**What you are asked to do:** Locate and copy each line in the data that contains the word "over".

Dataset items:
+--

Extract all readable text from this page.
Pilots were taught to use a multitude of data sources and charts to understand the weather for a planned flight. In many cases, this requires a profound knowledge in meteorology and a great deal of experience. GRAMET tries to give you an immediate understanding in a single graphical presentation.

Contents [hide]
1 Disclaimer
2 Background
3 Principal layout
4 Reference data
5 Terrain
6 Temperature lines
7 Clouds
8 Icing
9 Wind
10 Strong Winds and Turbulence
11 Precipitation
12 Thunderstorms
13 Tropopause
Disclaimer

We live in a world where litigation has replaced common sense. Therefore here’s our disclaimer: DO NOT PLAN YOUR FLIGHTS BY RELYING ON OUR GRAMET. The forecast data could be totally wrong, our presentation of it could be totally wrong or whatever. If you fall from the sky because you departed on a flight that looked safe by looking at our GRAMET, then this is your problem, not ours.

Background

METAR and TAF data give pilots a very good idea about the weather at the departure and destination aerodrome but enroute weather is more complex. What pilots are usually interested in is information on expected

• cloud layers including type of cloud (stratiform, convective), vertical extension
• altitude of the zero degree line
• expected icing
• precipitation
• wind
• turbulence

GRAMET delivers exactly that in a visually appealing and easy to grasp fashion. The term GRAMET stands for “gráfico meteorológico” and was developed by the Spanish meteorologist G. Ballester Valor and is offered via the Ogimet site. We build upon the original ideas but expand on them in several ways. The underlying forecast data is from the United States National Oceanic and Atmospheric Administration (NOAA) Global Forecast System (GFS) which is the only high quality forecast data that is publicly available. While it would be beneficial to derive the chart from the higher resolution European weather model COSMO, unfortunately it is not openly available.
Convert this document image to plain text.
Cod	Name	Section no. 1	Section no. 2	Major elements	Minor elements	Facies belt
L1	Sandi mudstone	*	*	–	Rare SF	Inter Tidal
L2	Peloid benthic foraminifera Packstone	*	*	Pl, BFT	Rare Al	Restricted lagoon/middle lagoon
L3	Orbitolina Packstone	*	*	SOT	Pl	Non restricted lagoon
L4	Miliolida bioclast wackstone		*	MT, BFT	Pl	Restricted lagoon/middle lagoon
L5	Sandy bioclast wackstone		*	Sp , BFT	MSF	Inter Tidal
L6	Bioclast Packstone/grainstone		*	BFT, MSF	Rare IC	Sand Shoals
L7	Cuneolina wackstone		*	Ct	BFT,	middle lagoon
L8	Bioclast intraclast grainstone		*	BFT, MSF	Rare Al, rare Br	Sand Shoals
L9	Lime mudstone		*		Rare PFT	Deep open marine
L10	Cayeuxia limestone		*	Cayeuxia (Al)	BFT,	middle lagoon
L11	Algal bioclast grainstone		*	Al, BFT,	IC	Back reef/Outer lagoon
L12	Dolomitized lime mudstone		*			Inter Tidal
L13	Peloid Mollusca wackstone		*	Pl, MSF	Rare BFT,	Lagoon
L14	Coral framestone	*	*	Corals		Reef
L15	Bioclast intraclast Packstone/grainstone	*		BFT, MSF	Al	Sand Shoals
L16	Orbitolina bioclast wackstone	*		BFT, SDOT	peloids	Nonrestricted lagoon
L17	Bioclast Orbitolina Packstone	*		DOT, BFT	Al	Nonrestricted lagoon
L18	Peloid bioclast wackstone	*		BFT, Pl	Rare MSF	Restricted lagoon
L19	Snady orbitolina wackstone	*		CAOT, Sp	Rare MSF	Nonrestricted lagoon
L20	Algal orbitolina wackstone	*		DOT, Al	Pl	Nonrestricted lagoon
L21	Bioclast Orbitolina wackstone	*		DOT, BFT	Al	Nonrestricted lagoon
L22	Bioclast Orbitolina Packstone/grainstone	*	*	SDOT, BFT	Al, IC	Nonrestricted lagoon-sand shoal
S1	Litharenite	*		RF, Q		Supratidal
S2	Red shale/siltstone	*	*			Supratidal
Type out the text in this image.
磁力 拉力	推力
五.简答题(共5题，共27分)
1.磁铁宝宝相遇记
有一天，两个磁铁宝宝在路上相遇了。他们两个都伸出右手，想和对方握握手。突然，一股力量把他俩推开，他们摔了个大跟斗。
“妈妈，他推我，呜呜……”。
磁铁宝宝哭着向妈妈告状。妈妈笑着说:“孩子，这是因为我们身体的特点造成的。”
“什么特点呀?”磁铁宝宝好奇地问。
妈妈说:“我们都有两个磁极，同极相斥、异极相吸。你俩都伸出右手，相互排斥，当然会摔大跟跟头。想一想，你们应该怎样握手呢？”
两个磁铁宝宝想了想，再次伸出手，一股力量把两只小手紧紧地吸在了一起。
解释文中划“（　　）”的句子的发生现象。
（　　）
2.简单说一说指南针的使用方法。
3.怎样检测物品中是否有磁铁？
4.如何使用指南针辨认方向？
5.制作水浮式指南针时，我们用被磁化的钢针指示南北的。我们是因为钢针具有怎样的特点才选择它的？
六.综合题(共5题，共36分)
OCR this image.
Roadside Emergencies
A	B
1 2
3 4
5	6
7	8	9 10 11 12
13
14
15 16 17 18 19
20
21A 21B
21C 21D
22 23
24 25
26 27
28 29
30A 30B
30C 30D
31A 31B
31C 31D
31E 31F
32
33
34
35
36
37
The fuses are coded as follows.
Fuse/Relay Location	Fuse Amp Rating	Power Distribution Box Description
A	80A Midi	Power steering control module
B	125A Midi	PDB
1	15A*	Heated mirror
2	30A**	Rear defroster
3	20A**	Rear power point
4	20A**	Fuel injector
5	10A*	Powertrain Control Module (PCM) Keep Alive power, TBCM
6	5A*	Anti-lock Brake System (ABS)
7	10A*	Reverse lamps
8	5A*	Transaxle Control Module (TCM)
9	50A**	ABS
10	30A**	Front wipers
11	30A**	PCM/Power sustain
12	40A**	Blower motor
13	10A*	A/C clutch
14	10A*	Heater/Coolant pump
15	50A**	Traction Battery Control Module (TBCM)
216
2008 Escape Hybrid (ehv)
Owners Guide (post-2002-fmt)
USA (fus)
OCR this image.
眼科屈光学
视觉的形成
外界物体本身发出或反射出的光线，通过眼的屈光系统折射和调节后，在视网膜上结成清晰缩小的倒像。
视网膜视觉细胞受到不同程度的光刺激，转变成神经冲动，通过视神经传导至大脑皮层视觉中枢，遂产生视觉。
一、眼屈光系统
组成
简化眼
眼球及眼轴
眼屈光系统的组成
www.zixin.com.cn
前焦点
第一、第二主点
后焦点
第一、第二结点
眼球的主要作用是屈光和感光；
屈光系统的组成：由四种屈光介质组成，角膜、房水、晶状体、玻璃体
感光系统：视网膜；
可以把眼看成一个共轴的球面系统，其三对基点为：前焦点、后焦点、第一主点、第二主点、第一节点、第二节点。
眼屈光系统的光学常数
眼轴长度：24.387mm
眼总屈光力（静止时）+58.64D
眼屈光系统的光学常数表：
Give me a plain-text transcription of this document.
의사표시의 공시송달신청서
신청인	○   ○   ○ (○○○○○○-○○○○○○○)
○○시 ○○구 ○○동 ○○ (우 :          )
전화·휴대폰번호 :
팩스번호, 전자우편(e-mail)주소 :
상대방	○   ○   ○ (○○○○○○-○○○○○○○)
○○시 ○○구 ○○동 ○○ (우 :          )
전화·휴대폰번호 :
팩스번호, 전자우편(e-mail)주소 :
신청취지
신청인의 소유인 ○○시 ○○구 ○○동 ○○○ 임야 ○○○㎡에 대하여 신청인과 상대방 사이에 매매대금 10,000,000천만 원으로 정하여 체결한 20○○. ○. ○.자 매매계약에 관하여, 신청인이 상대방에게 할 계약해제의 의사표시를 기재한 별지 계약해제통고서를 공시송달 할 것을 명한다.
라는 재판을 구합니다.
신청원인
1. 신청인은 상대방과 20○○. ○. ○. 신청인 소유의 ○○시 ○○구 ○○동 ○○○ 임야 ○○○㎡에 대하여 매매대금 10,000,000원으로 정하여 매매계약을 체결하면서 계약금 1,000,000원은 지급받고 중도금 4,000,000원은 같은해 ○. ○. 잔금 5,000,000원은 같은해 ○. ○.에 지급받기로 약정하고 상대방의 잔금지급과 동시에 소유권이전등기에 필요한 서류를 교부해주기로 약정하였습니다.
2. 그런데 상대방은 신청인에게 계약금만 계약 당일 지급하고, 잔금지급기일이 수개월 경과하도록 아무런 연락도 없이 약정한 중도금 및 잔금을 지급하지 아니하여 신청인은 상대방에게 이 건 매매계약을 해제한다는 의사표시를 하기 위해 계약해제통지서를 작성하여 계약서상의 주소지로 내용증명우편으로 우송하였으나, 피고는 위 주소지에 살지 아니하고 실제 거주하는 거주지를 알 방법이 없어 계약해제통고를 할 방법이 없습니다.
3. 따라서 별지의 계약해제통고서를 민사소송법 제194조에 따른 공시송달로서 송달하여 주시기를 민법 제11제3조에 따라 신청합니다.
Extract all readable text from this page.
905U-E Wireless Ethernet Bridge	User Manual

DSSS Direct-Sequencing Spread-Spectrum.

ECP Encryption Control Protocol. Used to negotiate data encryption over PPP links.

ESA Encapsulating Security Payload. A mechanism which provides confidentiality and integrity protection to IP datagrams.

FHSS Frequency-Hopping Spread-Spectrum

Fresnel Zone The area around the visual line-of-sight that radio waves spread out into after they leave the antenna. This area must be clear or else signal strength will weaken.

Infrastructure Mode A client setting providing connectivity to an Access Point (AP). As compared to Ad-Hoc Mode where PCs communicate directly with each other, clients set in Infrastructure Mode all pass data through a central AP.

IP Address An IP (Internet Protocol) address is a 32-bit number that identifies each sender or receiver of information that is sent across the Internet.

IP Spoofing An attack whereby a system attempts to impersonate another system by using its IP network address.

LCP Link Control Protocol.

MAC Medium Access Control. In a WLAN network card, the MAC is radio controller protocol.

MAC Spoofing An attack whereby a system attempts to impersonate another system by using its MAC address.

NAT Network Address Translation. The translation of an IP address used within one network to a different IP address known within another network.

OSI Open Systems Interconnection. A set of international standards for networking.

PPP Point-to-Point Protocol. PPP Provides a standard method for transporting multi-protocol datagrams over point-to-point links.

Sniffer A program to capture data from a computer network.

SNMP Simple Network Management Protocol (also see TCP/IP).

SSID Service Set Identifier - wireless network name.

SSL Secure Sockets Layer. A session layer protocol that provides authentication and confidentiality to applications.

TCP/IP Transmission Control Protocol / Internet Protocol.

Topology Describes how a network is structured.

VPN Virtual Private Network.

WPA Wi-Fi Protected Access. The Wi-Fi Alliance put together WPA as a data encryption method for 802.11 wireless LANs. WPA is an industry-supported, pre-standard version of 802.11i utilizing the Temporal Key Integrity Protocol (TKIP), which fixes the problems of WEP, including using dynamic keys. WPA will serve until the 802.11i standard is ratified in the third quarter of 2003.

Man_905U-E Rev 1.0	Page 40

+--

**Problem solution:**
ECP Encryption Control Protocol. Used to negotiate data encryption over PPP links.
PPP Point-to-Point Protocol. PPP Provides a standard method for transporting multi-protocol datagrams over point-to-point links.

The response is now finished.